Description of the task:
Every line below that contains "specialist" is to be copied.

Entries:
◆ ◆ ◆ ◆

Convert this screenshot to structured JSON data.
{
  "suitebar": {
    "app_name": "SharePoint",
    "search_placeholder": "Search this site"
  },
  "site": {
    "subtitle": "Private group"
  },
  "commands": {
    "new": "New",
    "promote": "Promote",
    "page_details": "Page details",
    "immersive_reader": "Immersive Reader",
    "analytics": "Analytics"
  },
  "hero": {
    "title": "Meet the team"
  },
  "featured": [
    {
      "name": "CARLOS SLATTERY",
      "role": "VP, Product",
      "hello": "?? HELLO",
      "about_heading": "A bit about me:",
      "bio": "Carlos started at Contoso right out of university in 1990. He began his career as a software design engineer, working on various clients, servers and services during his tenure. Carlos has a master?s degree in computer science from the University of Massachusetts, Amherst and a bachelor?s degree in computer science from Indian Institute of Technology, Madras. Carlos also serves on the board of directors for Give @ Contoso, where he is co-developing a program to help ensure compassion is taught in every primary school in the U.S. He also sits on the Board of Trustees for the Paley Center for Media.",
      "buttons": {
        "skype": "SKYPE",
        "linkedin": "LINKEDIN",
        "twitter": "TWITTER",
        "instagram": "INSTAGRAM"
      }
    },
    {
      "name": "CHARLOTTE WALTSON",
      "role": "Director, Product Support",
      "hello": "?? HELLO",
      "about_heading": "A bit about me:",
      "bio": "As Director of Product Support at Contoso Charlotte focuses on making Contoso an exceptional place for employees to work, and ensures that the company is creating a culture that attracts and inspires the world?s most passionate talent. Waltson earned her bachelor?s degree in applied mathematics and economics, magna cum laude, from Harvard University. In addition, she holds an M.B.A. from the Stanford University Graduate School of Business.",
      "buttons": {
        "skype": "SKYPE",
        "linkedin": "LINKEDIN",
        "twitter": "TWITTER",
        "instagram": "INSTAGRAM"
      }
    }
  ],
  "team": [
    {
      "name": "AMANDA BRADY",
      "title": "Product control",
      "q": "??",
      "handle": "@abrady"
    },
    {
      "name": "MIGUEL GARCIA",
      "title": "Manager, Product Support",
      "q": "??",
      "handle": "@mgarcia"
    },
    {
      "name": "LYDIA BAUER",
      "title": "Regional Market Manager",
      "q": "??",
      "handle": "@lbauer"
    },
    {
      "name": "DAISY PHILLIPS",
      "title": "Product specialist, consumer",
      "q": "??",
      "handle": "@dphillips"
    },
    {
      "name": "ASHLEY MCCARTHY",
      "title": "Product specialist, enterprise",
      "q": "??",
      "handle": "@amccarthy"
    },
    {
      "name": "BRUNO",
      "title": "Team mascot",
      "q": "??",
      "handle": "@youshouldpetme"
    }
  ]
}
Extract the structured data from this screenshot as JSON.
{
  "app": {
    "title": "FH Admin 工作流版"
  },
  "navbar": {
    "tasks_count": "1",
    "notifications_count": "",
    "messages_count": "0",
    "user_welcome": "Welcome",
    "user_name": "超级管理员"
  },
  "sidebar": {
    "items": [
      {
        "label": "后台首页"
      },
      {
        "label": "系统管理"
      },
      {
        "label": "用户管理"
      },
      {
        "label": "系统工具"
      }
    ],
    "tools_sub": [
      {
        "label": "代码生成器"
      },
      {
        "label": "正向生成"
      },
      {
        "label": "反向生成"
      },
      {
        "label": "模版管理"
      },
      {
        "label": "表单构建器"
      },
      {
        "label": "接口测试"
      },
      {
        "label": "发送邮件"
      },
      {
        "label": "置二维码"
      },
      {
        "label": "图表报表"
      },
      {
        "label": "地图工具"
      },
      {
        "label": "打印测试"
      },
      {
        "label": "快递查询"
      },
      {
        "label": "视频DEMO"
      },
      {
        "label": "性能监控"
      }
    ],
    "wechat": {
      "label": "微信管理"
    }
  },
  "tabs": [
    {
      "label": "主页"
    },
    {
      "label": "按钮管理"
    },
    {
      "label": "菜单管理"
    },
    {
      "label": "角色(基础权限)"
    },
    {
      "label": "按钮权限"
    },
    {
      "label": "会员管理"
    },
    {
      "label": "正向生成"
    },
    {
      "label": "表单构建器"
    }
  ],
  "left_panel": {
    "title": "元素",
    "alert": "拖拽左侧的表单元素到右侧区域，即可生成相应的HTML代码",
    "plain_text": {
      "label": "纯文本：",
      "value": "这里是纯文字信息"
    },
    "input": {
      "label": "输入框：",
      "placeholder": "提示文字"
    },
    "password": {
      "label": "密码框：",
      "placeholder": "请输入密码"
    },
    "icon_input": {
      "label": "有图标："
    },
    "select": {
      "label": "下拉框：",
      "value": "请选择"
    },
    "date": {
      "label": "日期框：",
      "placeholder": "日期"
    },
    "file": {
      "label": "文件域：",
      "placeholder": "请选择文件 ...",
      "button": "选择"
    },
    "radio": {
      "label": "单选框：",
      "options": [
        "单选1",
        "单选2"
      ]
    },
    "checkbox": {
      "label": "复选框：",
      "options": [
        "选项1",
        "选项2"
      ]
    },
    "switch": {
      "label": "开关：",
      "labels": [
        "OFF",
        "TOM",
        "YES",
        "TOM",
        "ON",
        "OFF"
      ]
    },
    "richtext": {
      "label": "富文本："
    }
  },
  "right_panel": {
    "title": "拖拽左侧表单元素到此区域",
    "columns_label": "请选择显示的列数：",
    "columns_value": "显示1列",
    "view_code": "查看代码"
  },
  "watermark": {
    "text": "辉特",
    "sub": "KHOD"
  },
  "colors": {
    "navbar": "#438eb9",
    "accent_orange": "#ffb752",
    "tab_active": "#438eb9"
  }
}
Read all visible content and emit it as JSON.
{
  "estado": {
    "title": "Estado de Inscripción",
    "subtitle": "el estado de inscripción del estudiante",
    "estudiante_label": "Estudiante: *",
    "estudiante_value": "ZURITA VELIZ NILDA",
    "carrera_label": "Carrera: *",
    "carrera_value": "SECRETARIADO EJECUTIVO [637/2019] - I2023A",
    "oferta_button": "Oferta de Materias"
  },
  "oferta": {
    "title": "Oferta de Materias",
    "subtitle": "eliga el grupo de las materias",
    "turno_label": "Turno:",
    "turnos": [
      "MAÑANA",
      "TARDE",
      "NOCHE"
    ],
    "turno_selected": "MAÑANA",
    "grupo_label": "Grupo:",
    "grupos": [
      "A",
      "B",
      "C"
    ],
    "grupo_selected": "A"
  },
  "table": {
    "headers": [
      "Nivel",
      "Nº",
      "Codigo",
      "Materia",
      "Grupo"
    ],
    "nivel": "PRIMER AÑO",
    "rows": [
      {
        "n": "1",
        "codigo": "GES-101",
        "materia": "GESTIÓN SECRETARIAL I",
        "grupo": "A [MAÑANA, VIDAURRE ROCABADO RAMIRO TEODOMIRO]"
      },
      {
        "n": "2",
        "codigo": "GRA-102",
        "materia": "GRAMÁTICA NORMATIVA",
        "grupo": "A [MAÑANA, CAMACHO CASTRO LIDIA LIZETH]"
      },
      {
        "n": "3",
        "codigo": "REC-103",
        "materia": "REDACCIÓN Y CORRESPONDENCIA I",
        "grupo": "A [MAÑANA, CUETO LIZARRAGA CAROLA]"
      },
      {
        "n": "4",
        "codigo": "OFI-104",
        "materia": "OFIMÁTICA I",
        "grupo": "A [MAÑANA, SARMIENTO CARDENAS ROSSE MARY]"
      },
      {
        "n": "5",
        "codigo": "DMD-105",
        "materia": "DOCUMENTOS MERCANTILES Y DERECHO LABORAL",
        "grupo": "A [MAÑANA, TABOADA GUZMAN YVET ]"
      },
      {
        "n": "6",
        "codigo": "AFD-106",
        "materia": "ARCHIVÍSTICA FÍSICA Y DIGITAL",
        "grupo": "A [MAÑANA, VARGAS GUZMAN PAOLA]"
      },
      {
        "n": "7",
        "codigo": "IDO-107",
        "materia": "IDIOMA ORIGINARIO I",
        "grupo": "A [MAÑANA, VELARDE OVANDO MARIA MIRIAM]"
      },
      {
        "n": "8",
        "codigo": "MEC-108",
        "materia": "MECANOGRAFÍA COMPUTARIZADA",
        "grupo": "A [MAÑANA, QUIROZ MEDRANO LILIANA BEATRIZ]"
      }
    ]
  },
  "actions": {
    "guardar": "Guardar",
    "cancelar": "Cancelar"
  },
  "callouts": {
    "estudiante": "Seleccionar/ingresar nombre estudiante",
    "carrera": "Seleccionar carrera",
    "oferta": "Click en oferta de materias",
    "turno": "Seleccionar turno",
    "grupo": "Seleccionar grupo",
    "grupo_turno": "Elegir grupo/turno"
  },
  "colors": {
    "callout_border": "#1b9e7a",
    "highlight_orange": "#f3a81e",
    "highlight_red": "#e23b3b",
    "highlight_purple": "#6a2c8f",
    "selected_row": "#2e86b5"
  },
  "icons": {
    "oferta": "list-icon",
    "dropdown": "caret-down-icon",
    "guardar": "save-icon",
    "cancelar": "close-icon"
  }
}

◆ ◆ ◆ ◆

Answer to this task:
      "title": "Product specialist, consumer",
      "title": "Product specialist, enterprise",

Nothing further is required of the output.